* **Aim of the exercise**: Show every line that has the string "SDTVAR" in it.
Begin
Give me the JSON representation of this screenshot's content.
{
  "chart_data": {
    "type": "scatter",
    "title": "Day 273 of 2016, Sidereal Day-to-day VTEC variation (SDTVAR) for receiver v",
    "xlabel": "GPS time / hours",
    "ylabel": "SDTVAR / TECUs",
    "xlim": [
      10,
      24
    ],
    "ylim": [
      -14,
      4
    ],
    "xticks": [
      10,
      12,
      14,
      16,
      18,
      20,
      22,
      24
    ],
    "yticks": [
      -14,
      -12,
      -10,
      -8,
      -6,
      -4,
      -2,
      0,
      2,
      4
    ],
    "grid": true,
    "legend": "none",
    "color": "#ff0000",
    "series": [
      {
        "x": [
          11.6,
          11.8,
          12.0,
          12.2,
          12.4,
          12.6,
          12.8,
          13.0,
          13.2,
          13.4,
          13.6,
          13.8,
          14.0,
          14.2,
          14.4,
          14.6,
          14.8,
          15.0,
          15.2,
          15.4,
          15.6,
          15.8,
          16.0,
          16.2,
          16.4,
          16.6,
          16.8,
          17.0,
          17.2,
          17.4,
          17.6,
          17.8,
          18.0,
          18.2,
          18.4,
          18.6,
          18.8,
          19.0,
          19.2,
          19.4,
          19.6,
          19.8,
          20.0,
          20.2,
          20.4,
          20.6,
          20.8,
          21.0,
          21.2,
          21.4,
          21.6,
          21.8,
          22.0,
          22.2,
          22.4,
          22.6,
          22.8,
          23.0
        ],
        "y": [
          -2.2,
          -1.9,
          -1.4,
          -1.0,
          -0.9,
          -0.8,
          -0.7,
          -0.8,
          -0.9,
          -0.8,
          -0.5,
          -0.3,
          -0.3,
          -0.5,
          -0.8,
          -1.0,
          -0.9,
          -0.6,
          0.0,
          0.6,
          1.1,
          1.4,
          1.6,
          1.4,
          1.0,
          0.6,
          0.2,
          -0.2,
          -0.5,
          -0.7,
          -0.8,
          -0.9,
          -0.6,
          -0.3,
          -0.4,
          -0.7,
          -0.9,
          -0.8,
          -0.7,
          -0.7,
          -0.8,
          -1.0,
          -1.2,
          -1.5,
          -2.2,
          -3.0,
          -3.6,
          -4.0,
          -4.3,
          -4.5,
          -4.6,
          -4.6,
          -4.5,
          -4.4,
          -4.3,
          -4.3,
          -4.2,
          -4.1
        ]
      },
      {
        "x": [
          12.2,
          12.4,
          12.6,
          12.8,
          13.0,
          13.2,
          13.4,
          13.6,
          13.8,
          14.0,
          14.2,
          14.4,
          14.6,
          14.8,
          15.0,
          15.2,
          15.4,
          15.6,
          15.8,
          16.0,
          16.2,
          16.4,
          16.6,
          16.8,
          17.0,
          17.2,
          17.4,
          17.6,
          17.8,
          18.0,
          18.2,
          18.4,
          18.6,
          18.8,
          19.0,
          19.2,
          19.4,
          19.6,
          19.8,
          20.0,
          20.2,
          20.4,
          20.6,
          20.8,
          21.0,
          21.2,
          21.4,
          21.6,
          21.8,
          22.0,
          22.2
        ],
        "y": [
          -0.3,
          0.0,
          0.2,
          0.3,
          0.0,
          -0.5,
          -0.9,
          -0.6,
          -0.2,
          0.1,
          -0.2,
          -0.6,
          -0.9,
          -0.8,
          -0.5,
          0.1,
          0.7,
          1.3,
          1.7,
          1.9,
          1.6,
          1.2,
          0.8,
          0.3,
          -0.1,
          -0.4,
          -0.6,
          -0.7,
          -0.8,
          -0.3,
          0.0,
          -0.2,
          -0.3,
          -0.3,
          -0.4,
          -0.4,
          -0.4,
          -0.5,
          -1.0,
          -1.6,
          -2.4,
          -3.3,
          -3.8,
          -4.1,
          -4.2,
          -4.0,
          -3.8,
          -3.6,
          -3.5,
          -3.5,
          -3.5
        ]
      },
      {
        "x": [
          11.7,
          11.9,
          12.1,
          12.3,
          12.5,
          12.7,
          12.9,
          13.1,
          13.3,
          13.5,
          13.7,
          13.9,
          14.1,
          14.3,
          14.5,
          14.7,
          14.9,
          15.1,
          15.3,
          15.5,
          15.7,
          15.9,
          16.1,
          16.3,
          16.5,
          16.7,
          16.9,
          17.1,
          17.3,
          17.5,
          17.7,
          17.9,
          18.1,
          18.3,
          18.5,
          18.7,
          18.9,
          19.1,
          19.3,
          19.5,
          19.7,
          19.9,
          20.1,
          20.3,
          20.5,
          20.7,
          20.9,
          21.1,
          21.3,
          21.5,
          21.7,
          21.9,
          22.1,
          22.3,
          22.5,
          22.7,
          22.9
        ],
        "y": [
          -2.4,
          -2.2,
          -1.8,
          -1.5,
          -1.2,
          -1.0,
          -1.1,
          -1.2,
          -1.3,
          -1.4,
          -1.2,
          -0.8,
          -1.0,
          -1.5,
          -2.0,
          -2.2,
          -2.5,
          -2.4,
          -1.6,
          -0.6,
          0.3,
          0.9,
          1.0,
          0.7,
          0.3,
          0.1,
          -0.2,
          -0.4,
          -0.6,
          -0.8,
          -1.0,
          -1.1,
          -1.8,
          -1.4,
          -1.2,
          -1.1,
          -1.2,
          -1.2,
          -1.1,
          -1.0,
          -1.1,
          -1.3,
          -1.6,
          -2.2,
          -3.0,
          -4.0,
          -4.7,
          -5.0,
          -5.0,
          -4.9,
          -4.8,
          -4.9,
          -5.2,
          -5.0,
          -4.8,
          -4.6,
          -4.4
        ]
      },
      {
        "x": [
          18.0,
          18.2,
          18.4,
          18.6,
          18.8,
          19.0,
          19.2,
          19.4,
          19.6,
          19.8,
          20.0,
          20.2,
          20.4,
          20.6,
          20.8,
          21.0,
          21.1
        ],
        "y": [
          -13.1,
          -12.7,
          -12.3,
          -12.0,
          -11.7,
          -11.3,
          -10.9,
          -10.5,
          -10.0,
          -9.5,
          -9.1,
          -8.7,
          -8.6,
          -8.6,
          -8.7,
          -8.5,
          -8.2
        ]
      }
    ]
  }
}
End
* **Answer to the task**:
    "title": "Day 273 of 2016, Sidereal Day-to-day VTEC variation (SDTVAR) for receiver v",
    "ylabel": "SDTVAR / TECUs",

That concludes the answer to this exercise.